WYBRANY FRAGMENT —
SPOŁECZEŃSTWO
Like

Nadzieja musi umrzeć

18/12/2013
1038 Wyświetlenia
1 Komentarze
17 minut czytania
no-cover

Mam przed sobą zieloną książkę księdza Wacława Hryniewicza „Nadzieja leczy”. Teolog ten opisuje w niej, jak nadzieja daje siłę przetrwania w chorobie nowotworowej, czego doświadczył na sobie. Jeszcze kilka lat temu uznałbym te słowa za niezwykle mądre; wiadomo przecież, co zauważył także ksiądz, jak wielki wpływ na ciało i jego mechanizmy obronne ma nastawienie psychiczne. Jeśli się poddasz, koniec z Tobą; ludzie których małżonkowie umierali, sami szybko odchodzili. Poddali się, ne wyobrażali sobie dalszego życia bez osoby, z którą utożsamili swoje szczęście. Ciało podążyło za ich wolą, wygaszając reaktor życia.   Och, umieram!   Z drugiej strony chęć walki także nie daje żadnej pewności; oddziały onkologiczne są pełne ludzi, którzy walczą i umierają. Nie wiem co lepsze; trochę więcej szans […]

0


Mam przed sobą zieloną książkę księdza Wacława Hryniewicza „Nadzieja leczy”. Teolog ten opisuje w niej, jak nadzieja daje siłę przetrwania w chorobie nowotworowej, czego doświadczył na sobie. Jeszcze kilka lat temu uznałbym te słowa za niezwykle mądre; wiadomo przecież, co zauważył także ksiądz, jak wielki wpływ na ciało i jego mechanizmy obronne ma nastawienie psychiczne. Jeśli się poddasz, koniec z Tobą; ludzie których małżonkowie umierali, sami szybko odchodzili. Poddali się, ne wyobrażali sobie dalszego życia bez osoby, z którą utożsamili swoje szczęście. Ciało podążyło za ich wolą, wygaszając reaktor życia.

SUROWE DANE —
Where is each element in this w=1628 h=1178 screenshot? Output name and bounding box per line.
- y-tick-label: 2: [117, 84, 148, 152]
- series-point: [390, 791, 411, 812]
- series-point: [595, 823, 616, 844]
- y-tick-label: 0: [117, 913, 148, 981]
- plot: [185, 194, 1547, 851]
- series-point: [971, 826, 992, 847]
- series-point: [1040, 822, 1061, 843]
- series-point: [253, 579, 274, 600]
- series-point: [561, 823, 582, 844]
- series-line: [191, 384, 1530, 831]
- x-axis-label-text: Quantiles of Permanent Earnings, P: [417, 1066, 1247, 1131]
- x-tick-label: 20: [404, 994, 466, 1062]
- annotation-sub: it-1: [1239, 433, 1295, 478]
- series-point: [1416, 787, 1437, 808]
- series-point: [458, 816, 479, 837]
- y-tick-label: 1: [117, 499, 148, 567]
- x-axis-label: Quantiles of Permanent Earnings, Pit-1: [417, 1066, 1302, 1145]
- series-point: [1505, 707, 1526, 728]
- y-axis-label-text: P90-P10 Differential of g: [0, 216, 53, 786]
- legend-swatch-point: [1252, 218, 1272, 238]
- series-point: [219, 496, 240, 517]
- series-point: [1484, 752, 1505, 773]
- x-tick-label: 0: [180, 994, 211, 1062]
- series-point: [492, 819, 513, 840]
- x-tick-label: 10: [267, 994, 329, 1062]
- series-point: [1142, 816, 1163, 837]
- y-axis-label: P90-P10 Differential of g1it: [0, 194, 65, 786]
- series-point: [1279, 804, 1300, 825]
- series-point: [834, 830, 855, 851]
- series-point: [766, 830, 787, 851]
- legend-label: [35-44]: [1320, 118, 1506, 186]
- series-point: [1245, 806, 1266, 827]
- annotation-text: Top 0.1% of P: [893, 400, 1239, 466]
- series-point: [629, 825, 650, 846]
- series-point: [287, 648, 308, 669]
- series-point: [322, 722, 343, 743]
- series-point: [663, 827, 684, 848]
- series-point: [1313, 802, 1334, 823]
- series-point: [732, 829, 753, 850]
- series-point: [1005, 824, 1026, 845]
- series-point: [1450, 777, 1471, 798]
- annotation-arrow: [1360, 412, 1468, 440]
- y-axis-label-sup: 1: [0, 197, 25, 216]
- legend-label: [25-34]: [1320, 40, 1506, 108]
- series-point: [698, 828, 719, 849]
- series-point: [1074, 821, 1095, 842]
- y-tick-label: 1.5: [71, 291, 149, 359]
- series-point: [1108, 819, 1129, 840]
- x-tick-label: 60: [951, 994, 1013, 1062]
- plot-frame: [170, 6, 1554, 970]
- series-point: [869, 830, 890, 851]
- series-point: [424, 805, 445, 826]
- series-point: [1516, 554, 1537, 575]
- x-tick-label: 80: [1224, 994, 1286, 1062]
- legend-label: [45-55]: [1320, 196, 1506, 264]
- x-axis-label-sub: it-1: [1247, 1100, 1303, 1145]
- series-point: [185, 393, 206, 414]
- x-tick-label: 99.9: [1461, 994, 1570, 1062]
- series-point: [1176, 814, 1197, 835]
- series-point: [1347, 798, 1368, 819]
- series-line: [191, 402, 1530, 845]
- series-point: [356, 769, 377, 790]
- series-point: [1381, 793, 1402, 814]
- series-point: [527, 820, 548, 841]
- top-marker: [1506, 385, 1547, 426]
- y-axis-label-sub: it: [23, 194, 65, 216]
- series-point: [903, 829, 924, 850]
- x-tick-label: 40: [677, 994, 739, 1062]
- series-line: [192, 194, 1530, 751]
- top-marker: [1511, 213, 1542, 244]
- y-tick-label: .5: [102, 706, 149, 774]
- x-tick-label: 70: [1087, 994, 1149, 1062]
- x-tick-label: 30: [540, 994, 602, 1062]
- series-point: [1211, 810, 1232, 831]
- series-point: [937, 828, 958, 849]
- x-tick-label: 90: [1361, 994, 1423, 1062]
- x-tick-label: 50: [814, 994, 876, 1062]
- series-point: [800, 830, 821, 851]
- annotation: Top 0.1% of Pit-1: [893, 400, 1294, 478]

DO WYKONANIA —
(A) Proszę ocenić, czy poniższe stwierdzenia są zgodne z tekstem „Nadzieja musi umrzeć”, odpowiadając przy każdym „tak” lub „nie” i przytaczając dosłownie rozstrzygające słowa tekstu: (i) Ksiądz Hryniewicz sam doświadczył choroby nowotworowej, którą opisuje w książce. (ii) Piszący nadal uznaje słowa z tej książki za niezwykle mądre. (iii) Chęć walki z chorobą daje pewność przetrwania.
(B) Proszę podjąć tekst „Nadzieja musi umrzeć” po jego ostatnim zdaniu i napisać dalszy ciąg w tym samym tonie.

ODPOWIEDZI —
(A)
(i) Tak: „czego doświadczył na sobie”.
(ii) Nie: „Jeszcze kilka lat temu uznałbym te słowa za niezwykle mądre”.
(iii) Nie: „chęć walki także nie daje żadnej pewności”.

(B)
 

Och, umieram!

 

Z drugiej strony chęć walki także nie daje żadnej pewności; oddziały onkologiczne są pełne ludzi, którzy walczą i umierają. Nie wiem co lepsze; trochę więcej szans przy walce, ale cóż to za śmierć? pełna strachu, żalu i walki. Czy naprawdę złym jest poddanie, spokój, przyjęcie pocałunku śmierci bez szarpania się, wściekłego miotania? Warto zaakceptować nieuchronne; umierają dzieci, młodzi, zwierzęta (które czują śmierć i także się jej boją, spytajcie rzeźnika o reakcje świni) do nas także z jakichś względów przyszło doświadczenie nowotworu. Skąd takie zdziwienie? człowiek ma czterdzieści czy pięćdziesiąt lat, i nagle dostaje wiadomość – umrze. Och, jaki to szok! wokół niego umierają niezliczone formy życia, ale on udawał że to go nie dotyczy. Umiera zawsze ktoś inny, prawda? prawda, ale tylko do czasu… człowiek rozsądny rozgląda się wokół siebie; widzi że wszystko co żyje musi umrzeć, i jeśli to go przeraża, powinien oswoić się z tym, próbować zrozumieć. To wymaga pewnej odwagi, a jeśli jej braknie pozostaje być głuchym na to, w jakim miejscu żyjemy.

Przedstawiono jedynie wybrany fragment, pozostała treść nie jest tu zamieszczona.